[START ROWS]

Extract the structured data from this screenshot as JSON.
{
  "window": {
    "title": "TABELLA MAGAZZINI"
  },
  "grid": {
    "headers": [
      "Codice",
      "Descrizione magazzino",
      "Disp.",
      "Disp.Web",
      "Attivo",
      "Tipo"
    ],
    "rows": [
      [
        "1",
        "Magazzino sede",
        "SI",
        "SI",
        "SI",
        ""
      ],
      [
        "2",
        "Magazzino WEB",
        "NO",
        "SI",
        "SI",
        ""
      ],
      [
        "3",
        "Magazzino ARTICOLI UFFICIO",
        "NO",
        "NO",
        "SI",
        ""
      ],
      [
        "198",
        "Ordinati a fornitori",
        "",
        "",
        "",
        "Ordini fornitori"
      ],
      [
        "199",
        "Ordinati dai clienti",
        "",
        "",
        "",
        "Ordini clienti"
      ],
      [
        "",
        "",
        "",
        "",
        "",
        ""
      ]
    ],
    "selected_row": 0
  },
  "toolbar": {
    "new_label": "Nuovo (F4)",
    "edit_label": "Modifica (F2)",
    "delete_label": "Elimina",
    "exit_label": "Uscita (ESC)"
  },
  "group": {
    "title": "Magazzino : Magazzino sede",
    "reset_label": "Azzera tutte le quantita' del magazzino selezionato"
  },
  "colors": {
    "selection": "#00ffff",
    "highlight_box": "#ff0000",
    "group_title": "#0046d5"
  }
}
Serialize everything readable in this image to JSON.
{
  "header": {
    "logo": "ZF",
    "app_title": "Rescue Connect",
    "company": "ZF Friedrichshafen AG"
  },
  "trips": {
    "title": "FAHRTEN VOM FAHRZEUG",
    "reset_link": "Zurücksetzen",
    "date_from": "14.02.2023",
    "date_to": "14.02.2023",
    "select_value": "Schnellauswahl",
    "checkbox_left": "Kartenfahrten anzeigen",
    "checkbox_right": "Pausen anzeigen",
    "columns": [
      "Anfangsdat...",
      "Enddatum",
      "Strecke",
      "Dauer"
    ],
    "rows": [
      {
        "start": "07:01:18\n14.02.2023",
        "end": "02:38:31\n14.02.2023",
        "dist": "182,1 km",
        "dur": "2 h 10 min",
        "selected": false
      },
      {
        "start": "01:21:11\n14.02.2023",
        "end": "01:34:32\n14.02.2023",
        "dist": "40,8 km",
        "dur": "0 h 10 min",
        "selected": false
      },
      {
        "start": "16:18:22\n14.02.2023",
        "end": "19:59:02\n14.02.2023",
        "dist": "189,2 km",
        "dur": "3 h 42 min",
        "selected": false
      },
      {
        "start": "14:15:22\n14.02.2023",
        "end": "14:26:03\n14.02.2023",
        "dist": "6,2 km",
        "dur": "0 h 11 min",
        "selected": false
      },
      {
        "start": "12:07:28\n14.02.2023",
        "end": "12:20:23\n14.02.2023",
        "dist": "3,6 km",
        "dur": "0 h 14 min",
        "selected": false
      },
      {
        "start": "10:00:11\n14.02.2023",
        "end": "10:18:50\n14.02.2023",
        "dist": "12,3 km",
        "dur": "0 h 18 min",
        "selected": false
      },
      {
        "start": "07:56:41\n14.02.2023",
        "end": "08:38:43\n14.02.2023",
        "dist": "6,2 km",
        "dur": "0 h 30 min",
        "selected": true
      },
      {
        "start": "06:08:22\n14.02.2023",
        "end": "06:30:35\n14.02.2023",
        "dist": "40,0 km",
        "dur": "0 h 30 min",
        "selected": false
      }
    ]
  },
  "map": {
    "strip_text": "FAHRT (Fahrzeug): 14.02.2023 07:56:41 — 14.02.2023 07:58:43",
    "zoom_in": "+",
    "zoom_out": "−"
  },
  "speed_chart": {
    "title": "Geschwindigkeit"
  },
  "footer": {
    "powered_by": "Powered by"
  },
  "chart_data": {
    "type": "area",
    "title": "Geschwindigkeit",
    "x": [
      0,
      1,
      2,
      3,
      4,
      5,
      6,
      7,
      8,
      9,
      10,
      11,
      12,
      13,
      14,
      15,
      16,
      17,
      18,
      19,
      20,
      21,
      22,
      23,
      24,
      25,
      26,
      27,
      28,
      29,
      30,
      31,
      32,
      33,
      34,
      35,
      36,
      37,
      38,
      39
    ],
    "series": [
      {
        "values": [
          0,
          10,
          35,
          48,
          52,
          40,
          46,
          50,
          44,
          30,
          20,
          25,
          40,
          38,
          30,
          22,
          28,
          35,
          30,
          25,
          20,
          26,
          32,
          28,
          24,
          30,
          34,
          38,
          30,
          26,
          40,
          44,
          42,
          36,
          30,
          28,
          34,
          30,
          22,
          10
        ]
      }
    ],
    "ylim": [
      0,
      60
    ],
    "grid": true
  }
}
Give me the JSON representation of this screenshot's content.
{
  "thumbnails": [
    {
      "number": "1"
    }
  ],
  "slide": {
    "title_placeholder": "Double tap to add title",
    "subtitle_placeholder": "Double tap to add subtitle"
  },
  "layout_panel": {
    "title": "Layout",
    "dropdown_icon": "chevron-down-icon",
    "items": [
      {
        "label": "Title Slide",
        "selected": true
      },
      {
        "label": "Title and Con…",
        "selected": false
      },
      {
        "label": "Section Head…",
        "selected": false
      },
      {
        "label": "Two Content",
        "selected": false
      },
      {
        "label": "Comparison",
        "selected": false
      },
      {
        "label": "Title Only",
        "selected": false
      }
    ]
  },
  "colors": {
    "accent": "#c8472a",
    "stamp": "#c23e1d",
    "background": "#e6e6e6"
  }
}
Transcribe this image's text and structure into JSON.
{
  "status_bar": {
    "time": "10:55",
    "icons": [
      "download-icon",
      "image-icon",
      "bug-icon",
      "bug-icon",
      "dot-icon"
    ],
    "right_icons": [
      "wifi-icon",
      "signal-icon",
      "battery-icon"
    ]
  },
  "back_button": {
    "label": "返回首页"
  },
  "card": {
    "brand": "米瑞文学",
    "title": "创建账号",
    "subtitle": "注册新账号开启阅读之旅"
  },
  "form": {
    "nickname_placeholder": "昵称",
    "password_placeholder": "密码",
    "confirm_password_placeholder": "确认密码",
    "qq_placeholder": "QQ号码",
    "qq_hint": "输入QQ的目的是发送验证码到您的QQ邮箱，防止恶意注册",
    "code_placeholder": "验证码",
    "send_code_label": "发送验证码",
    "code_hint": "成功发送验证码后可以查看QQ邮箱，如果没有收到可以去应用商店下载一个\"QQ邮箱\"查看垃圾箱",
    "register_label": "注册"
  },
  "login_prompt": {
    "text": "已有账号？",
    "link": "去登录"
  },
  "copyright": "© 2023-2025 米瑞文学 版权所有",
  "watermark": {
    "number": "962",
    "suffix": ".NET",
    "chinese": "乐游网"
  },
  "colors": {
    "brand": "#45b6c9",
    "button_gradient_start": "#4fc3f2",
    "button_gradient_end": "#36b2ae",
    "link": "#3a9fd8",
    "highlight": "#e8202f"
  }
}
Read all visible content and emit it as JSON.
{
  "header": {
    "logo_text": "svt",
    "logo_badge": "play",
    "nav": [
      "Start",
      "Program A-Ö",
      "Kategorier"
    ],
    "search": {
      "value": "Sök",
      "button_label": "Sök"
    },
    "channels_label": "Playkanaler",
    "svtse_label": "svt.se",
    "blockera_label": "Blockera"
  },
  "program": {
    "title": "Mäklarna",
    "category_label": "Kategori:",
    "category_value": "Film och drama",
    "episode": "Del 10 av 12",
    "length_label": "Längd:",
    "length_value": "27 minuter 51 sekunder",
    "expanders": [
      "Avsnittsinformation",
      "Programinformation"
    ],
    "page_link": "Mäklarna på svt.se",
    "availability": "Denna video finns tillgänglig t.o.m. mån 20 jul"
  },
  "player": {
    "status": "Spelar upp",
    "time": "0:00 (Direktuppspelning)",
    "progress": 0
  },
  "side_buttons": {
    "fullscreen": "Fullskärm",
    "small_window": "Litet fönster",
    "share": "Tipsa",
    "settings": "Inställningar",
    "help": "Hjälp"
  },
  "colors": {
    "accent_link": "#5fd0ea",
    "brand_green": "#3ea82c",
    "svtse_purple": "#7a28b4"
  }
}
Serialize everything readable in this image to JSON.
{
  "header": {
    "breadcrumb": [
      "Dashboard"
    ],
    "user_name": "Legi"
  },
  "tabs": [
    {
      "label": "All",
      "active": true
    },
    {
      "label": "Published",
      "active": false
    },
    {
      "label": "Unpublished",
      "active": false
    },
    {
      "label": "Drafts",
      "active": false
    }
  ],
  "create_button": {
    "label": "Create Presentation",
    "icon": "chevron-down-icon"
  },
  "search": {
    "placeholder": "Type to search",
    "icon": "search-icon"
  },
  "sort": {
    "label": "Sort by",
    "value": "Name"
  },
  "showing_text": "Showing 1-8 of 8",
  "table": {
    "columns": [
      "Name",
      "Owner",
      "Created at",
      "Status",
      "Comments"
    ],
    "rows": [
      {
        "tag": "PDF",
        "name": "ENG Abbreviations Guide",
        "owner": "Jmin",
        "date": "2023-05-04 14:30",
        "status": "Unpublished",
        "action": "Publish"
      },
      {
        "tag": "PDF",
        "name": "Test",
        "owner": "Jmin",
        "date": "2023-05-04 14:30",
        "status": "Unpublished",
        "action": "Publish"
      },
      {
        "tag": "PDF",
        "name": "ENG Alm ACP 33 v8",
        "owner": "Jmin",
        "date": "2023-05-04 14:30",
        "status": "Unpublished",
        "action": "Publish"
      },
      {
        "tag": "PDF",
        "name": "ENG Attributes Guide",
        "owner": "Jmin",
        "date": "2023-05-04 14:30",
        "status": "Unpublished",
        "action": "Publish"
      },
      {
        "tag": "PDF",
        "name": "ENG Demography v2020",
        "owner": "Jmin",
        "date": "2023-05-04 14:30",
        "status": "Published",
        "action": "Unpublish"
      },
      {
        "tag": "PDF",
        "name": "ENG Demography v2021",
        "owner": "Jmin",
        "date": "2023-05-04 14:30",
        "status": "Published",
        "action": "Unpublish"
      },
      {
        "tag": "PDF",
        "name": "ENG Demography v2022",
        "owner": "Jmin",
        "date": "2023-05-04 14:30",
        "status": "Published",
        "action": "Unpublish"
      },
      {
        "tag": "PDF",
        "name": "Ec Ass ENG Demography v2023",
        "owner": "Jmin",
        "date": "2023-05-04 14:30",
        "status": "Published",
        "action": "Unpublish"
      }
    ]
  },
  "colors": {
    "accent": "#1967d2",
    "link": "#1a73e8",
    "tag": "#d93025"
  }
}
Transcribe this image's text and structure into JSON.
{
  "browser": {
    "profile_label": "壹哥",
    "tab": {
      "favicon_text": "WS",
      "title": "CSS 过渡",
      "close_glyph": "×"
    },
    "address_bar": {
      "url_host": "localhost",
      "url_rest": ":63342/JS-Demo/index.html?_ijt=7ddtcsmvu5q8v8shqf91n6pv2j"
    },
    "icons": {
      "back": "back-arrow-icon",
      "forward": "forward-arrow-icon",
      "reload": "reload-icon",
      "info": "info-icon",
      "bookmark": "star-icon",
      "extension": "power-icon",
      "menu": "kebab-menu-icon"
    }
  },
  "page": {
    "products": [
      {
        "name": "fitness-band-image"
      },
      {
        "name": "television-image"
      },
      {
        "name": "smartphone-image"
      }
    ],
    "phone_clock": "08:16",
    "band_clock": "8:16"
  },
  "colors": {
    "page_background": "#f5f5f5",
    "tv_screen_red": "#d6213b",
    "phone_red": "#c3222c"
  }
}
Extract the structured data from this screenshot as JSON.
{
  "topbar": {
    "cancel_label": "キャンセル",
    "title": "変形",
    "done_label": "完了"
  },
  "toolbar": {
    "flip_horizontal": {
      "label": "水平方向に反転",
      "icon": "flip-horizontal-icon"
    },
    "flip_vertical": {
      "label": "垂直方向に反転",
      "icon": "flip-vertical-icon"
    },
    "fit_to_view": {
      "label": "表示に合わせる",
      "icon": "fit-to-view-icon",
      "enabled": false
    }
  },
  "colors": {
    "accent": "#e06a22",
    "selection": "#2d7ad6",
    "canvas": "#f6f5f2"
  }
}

[END ROWS]

▶ [WHAT THE EXERCISE ASKS]: Collect each line containing the string "anzeigen".

▶ [FULL SOLUTION]:
    "checkbox_left": "Kartenfahrten anzeigen",
    "checkbox_right": "Pausen anzeigen",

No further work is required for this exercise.